_Data_:

:::

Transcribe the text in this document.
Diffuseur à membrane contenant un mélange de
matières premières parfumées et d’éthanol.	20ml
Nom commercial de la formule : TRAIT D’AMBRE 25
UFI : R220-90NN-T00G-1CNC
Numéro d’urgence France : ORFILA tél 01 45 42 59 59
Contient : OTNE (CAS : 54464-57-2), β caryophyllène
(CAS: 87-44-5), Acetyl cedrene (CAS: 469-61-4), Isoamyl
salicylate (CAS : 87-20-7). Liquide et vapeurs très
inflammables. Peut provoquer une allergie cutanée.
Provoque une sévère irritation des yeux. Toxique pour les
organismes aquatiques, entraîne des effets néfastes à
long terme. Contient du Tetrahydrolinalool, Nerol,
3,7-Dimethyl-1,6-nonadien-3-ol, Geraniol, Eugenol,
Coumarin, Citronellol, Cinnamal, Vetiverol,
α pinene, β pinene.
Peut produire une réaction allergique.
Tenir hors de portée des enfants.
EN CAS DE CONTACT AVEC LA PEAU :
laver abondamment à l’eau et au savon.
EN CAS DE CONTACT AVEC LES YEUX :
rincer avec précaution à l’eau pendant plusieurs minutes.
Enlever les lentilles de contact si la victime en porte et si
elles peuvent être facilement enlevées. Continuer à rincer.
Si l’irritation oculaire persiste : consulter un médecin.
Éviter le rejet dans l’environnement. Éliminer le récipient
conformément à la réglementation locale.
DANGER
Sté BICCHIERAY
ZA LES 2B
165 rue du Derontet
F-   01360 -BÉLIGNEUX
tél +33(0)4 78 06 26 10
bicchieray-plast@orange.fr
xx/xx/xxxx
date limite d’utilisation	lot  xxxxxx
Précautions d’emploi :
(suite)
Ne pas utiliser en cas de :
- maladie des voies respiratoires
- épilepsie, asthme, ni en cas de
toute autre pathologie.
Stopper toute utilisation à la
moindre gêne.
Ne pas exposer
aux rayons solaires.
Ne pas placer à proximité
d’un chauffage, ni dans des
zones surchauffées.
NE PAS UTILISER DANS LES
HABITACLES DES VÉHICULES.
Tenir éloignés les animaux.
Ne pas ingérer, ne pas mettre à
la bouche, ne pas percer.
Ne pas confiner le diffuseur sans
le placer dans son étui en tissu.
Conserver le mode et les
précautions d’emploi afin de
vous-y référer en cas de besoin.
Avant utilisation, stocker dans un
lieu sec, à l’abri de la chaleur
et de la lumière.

:::

Copy all lines in the listing above where the string "placer" appears.

_Response for this exercise_:
Ne pas placer à proximité
le placer dans son étui en tissu.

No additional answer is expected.